[START TASK INPUTS]

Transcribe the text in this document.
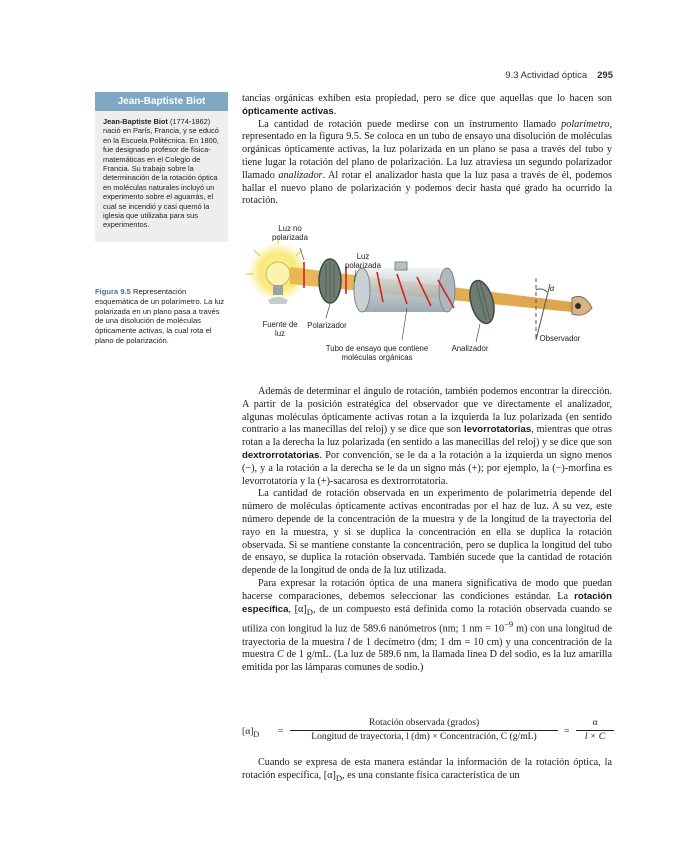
9.3 Actividad óptica 295
Jean-Baptiste Biot
Jean-Baptiste Biot (1774-1862) nació en París, Francia, y se educó en la Escuela Politécnica. En 1800, fue designado profesor de física-matemáticas en el Colegio de Francia. Su trabajo sobre la determinación de la rotación óptica en moléculas naturales incluyó un experimento sobre el aguarrás, el cual se incendió y casi quemó la iglesia que utilizaba para sus experimentos.
Figura 9.5 Representación esquemática de un polarímetro. La luz polarizada en un plano pasa a través de una disolución de moléculas ópticamente activas, la cual rota el plano de polarización.

tancias orgánicas exhiben esta propiedad, pero se dice que aquellas que lo hacen son ópticamente activas.

La cantidad de rotación puede medirse con un instrumento llamado polarímetro, representado en la figura 9.5. Se coloca en un tubo de ensayo una disolución de moléculas orgánicas ópticamente activas, la luz polarizada en un plano se pasa a través del tubo y tiene lugar la rotación del plano de polarización. La luz atraviesa un segundo polarizador llamado analizador. Al rotar el analizador hasta que la luz pasa a través de él, podemos hallar el nuevo plano de polarización y podemos decir hasta qué grado ha ocurrido la rotación.

Luz no polarizada
Luz polarizada
Fuente de luz
Polarizador
Tubo de ensayo que contiene moléculas orgánicas
Analizador
Observador
α

Además de determinar el ángulo de rotación, también podemos encontrar la dirección. A partir de la posición estratégica del observador que ve directamente el analizador, algunas moléculas ópticamente activas rotan a la izquierda la luz polarizada (en sentido contrario a las manecillas del reloj) y se dice que son levorrotatorias, mientras que otras rotan a la derecha la luz polarizada (en sentido a las manecillas del reloj) y se dice que son dextrorrotatorias. Por convención, se le da a la rotación a la izquierda un signo menos (−), y a la rotación a la derecha se le da un signo más (+); por ejemplo, la (−)-morfina es levorrotatoria y la (+)-sacarosa es dextrorrotatoria.

La cantidad de rotación observada en un experimento de polarimetría depende del número de moléculas ópticamente activas encontradas por el haz de luz. A su vez, este número depende de la concentración de la muestra y de la longitud de la trayectoria del rayo en la muestra, y si se duplica la concentración en ella se duplica la rotación observada. Si se mantiene constante la concentración, pero se duplica la longitud del tubo de ensayo, se duplica la rotación observada. También sucede que la cantidad de rotación depende de la longitud de onda de la luz utilizada.

Para expresar la rotación óptica de una manera significativa de modo que puedan hacerse comparaciones, debemos seleccionar las condiciones estándar. La rotación específica, $[\alpha]_D$, de un compuesto está definida como la rotación observada cuando se utiliza con longitud la luz de 589.6 nanómetros (nm; 1 nm = $10^{-9}$ m) con una longitud de trayectoria de la muestra l de 1 decímetro (dm; 1 dm = 10 cm) y una concentración de la muestra C de 1 g/mL. (La luz de 589.6 nm, la llamada línea D del sodio, es la luz amarilla emitida por las lámparas comunes de sodio.)

$[\alpha]_D$ =
Rotación observada (grados)
Longitud de trayectoria, l (dm) × Concentración, C (g/mL)	= $\frac{\alpha}{l \times C}$

Cuando se expresa de esta manera estándar la información de la rotación óptica, la rotación específica, $[\alpha]_D$, es una constante física característica de un
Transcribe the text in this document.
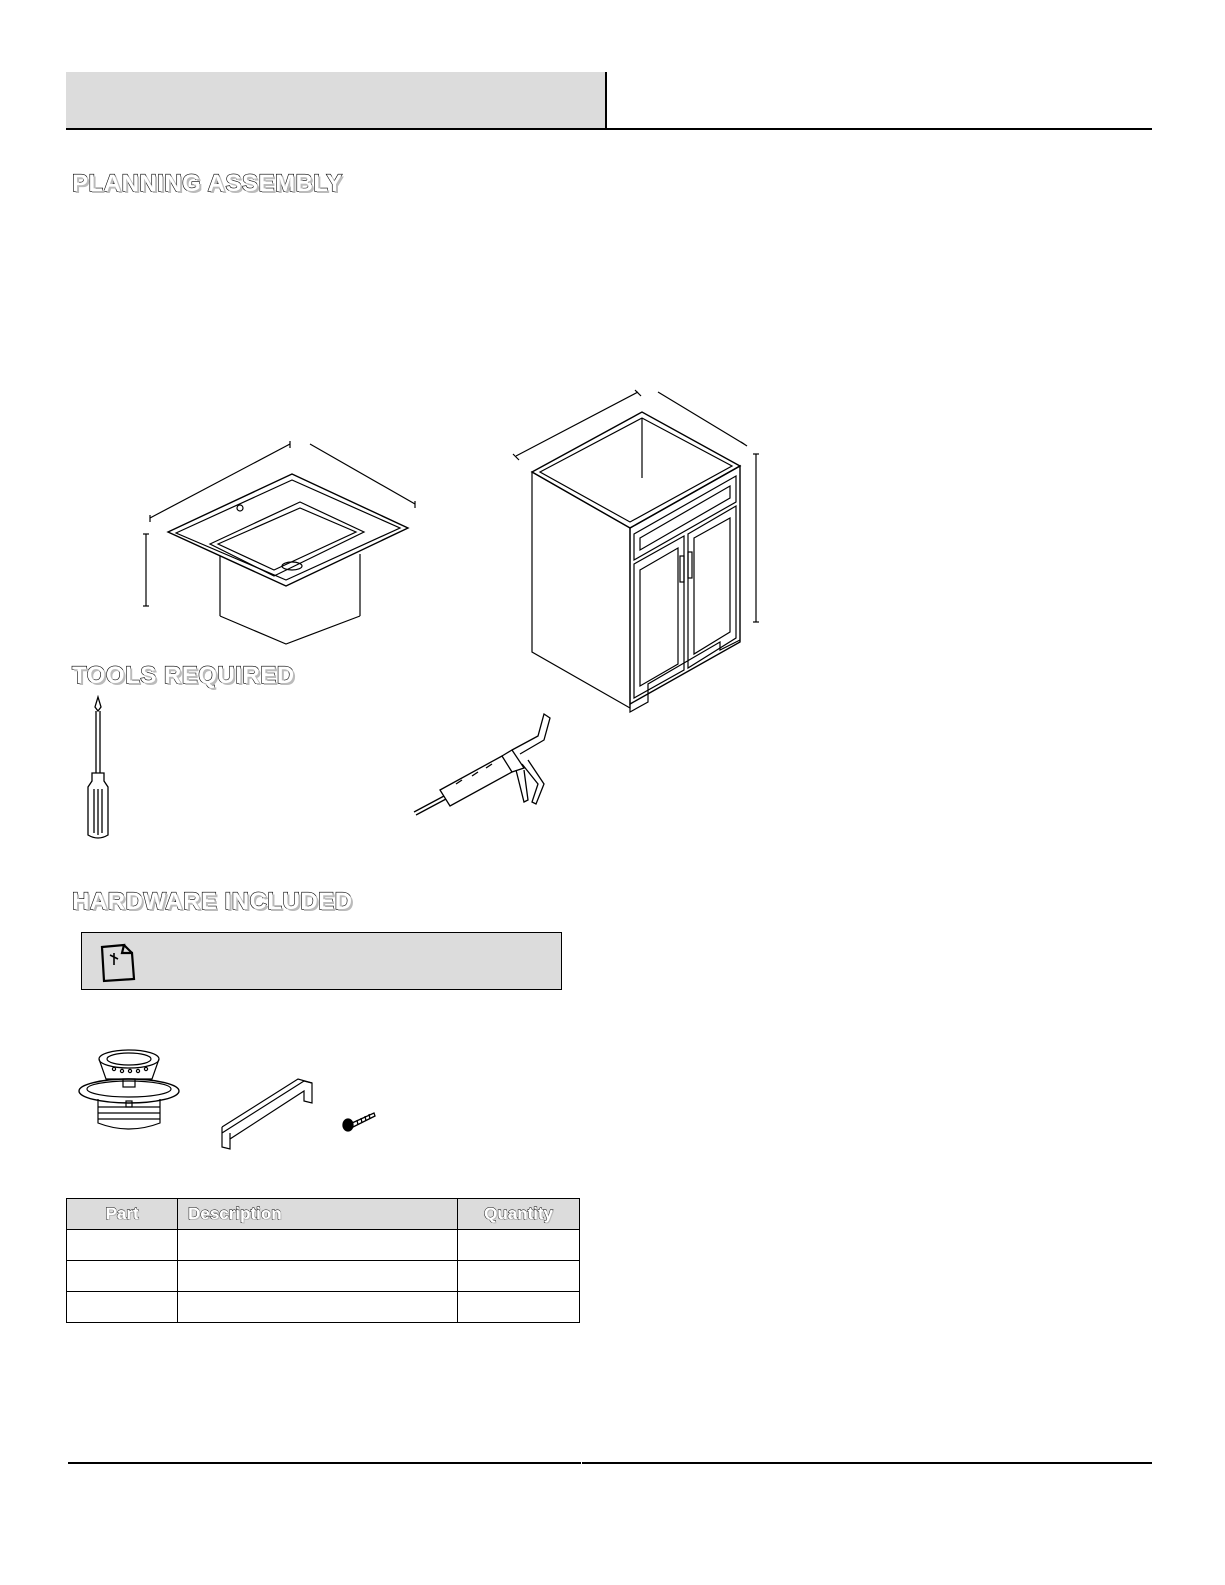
PLANNING ASSEMBLY
TOOLS REQUIRED
HARDWARE INCLUDED
Part	Description	Quantity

[END TASK INPUTS]

* **OBJECTIVE**
Print all of the entries word for word. Omit the pictures they contain.

* **ANSWER TO THIS PROBLEM**
Transcribe the text in this document.
9.3 Actividad óptica 295
Jean-Baptiste Biot
Jean-Baptiste Biot (1774-1862) nació en París, Francia, y se educó en la Escuela Politécnica. En 1800, fue designado profesor de física-matemáticas en el Colegio de Francia. Su trabajo sobre la determinación de la rotación óptica en moléculas naturales incluyó un experimento sobre el aguarrás, el cual se incendió y casi quemó la iglesia que utilizaba para sus experimentos.
Figura 9.5 Representación esquemática de un polarímetro. La luz polarizada en un plano pasa a través de una disolución de moléculas ópticamente activas, la cual rota el plano de polarización.

tancias orgánicas exhiben esta propiedad, pero se dice que aquellas que lo hacen son ópticamente activas.

La cantidad de rotación puede medirse con un instrumento llamado polarímetro, representado en la figura 9.5. Se coloca en un tubo de ensayo una disolución de moléculas orgánicas ópticamente activas, la luz polarizada en un plano se pasa a través del tubo y tiene lugar la rotación del plano de polarización. La luz atraviesa un segundo polarizador llamado analizador. Al rotar el analizador hasta que la luz pasa a través de él, podemos hallar el nuevo plano de polarización y podemos decir hasta qué grado ha ocurrido la rotación.

Luz no polarizada
Luz polarizada
Fuente de luz
Polarizador
Tubo de ensayo que contiene moléculas orgánicas
Analizador
Observador
α

Además de determinar el ángulo de rotación, también podemos encontrar la dirección. A partir de la posición estratégica del observador que ve directamente el analizador, algunas moléculas ópticamente activas rotan a la izquierda la luz polarizada (en sentido contrario a las manecillas del reloj) y se dice que son levorrotatorias, mientras que otras rotan a la derecha la luz polarizada (en sentido a las manecillas del reloj) y se dice que son dextrorrotatorias. Por convención, se le da a la rotación a la izquierda un signo menos (−), y a la rotación a la derecha se le da un signo más (+); por ejemplo, la (−)-morfina es levorrotatoria y la (+)-sacarosa es dextrorrotatoria.

La cantidad de rotación observada en un experimento de polarimetría depende del número de moléculas ópticamente activas encontradas por el haz de luz. A su vez, este número depende de la concentración de la muestra y de la longitud de la trayectoria del rayo en la muestra, y si se duplica la concentración en ella se duplica la rotación observada. Si se mantiene constante la concentración, pero se duplica la longitud del tubo de ensayo, se duplica la rotación observada. También sucede que la cantidad de rotación depende de la longitud de onda de la luz utilizada.

Para expresar la rotación óptica de una manera significativa de modo que puedan hacerse comparaciones, debemos seleccionar las condiciones estándar. La rotación específica, $[\alpha]_D$, de un compuesto está definida como la rotación observada cuando se utiliza con longitud la luz de 589.6 nanómetros (nm; 1 nm = $10^{-9}$ m) con una longitud de trayectoria de la muestra l de 1 decímetro (dm; 1 dm = 10 cm) y una concentración de la muestra C de 1 g/mL. (La luz de 589.6 nm, la llamada línea D del sodio, es la luz amarilla emitida por las lámparas comunes de sodio.)

$[\alpha]_D$ =
Rotación observada (grados)
Longitud de trayectoria, l (dm) × Concentración, C (g/mL)	= $\frac{\alpha}{l \times C}$

Cuando se expresa de esta manera estándar la información de la rotación óptica, la rotación específica, $[\alpha]_D$, es una constante física característica de un
Transcribe the text in this document.
PLANNING ASSEMBLY
TOOLS REQUIRED
HARDWARE INCLUDED
Part	Description	Quantity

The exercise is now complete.